**DIRECTIONS FOR THIS TASK**
Can you rewrite the rows below, from the start of the rows through the line with "505, 788, 538]", replacing "svg-text" with "chart-text" and leaving everything else unchanged?

**THE DATA**
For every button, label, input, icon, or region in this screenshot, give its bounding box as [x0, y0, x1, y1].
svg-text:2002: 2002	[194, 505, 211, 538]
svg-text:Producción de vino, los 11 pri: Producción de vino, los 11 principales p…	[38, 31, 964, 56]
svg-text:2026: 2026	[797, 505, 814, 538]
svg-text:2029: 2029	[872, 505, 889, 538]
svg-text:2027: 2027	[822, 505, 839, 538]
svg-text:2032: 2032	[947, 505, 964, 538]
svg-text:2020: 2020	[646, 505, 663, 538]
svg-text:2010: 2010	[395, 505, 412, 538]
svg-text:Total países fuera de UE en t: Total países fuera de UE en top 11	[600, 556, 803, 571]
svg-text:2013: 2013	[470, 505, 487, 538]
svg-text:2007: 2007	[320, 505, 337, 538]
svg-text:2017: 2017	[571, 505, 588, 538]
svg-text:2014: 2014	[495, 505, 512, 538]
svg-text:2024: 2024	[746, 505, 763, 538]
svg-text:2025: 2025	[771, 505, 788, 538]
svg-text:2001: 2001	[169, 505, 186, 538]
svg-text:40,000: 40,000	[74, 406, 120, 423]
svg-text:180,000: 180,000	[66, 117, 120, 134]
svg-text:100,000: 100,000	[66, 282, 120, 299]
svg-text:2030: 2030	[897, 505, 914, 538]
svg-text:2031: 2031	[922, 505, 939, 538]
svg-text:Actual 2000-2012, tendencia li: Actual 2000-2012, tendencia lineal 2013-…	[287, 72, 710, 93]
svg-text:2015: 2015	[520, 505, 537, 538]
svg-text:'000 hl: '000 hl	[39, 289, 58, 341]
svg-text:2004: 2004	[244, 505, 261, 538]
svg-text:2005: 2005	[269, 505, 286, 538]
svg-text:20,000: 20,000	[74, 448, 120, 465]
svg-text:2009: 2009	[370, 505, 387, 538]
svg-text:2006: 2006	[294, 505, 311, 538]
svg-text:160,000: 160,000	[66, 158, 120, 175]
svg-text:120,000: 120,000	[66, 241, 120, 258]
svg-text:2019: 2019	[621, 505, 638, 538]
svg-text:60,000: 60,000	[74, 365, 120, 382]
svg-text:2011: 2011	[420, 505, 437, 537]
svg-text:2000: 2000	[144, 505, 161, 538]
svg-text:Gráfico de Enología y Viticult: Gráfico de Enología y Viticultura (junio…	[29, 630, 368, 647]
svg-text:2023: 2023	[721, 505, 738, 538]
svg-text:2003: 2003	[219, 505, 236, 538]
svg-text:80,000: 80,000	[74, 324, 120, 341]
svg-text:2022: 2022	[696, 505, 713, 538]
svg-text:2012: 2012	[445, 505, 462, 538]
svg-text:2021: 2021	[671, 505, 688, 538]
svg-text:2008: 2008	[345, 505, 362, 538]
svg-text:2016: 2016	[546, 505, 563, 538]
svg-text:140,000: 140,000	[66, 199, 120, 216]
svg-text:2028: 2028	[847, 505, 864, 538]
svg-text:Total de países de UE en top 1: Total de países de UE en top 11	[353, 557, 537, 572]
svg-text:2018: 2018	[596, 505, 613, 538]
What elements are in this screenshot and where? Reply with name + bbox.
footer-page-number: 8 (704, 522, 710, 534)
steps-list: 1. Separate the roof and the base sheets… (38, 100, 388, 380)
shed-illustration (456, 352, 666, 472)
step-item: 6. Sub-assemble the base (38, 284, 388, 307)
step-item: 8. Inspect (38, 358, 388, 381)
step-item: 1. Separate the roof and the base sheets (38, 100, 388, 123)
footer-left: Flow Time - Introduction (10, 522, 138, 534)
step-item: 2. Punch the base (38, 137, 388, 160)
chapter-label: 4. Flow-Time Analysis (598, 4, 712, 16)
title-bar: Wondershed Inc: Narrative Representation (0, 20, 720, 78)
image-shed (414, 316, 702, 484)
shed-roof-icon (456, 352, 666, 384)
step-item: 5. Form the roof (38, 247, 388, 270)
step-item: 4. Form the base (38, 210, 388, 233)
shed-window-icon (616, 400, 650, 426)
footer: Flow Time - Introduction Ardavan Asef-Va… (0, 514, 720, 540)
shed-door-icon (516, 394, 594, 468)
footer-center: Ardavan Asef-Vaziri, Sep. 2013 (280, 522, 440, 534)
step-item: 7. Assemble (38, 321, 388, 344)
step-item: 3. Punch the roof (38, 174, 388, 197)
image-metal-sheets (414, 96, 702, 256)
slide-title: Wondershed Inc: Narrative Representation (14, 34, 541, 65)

**TASK RESPONSE**
For every button, label, input, icon, or region in this screenshot, give its bounding box as [x0, y0, x1, y1].
chart-text:2002: 2002	[194, 505, 211, 538]
chart-text:Producción de vino, los 11 pri: Producción de vino, los 11 principales p…	[38, 31, 964, 56]
chart-text:2026: 2026	[797, 505, 814, 538]
chart-text:2029: 2029	[872, 505, 889, 538]
chart-text:2027: 2027	[822, 505, 839, 538]
chart-text:2032: 2032	[947, 505, 964, 538]
chart-text:2020: 2020	[646, 505, 663, 538]
chart-text:2010: 2010	[395, 505, 412, 538]
chart-text:Total países fuera de UE en t: Total países fuera de UE en top 11	[600, 556, 803, 571]
chart-text:2013: 2013	[470, 505, 487, 538]
chart-text:2007: 2007	[320, 505, 337, 538]
chart-text:2017: 2017	[571, 505, 588, 538]
chart-text:2014: 2014	[495, 505, 512, 538]
chart-text:2024: 2024	[746, 505, 763, 538]
chart-text:2025: 2025	[771, 505, 788, 538]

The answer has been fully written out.